Task requirements:
Scan the data for "modeste" and copy the lines it appears in.

Records for processing:
☆ ☆ ☆ ☆
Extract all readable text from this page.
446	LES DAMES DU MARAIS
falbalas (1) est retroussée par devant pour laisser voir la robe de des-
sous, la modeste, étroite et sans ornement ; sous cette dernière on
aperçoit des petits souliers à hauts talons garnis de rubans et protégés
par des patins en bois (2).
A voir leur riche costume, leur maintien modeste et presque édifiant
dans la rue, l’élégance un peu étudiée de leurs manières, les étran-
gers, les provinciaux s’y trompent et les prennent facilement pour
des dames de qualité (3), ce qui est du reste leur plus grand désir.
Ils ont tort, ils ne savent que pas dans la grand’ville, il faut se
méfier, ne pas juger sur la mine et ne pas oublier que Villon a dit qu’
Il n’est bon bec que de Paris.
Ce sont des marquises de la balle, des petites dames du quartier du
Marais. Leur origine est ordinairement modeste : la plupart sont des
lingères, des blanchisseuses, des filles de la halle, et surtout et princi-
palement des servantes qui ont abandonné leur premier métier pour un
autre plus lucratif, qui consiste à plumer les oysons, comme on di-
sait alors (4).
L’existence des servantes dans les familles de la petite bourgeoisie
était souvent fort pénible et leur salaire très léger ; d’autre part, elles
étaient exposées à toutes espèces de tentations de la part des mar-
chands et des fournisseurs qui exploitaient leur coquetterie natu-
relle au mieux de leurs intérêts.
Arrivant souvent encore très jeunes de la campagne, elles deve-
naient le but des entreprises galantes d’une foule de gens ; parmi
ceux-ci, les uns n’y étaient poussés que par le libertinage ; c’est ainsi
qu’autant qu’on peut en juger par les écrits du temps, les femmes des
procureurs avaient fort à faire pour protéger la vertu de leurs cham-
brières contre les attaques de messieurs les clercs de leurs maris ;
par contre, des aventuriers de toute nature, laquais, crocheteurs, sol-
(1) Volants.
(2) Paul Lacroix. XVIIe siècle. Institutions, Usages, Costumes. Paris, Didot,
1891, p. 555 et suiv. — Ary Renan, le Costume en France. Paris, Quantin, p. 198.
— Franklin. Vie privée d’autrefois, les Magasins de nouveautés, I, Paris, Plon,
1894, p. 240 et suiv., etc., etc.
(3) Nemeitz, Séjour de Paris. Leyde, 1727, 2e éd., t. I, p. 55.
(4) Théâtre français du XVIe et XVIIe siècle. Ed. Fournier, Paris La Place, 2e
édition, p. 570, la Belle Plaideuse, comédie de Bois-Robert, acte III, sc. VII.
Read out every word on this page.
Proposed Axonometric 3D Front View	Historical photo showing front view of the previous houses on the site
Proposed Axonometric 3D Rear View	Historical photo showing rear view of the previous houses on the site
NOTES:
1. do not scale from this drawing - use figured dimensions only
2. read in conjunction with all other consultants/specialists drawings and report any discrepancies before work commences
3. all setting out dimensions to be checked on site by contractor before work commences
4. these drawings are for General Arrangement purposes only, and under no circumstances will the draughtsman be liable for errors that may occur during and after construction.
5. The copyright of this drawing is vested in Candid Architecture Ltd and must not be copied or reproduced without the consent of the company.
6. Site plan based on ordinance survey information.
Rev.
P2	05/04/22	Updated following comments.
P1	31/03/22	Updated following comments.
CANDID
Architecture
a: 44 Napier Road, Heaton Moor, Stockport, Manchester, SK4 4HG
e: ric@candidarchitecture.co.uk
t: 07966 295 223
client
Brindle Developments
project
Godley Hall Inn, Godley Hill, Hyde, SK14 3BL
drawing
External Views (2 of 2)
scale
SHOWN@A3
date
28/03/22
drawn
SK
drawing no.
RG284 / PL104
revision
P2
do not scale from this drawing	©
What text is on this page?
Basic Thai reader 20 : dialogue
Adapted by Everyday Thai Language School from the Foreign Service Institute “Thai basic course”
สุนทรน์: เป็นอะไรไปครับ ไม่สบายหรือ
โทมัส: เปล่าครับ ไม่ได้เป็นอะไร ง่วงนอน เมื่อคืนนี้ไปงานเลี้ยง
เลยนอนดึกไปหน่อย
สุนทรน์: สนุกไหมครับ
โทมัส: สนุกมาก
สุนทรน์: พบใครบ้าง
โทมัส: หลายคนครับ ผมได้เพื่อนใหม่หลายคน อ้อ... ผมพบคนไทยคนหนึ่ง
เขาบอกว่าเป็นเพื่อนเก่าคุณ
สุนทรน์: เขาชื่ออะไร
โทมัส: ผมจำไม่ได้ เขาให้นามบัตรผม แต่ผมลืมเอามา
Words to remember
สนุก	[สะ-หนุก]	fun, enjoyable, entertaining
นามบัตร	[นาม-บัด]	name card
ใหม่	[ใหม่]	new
☆ ☆ ☆ ☆
Output:
sous, la modeste, étroite et sans ornement ; sous cette dernière on
A voir leur riche costume, leur maintien modeste et presque édifiant
Marais. Leur origine est ordinairement modeste : la plupart sont des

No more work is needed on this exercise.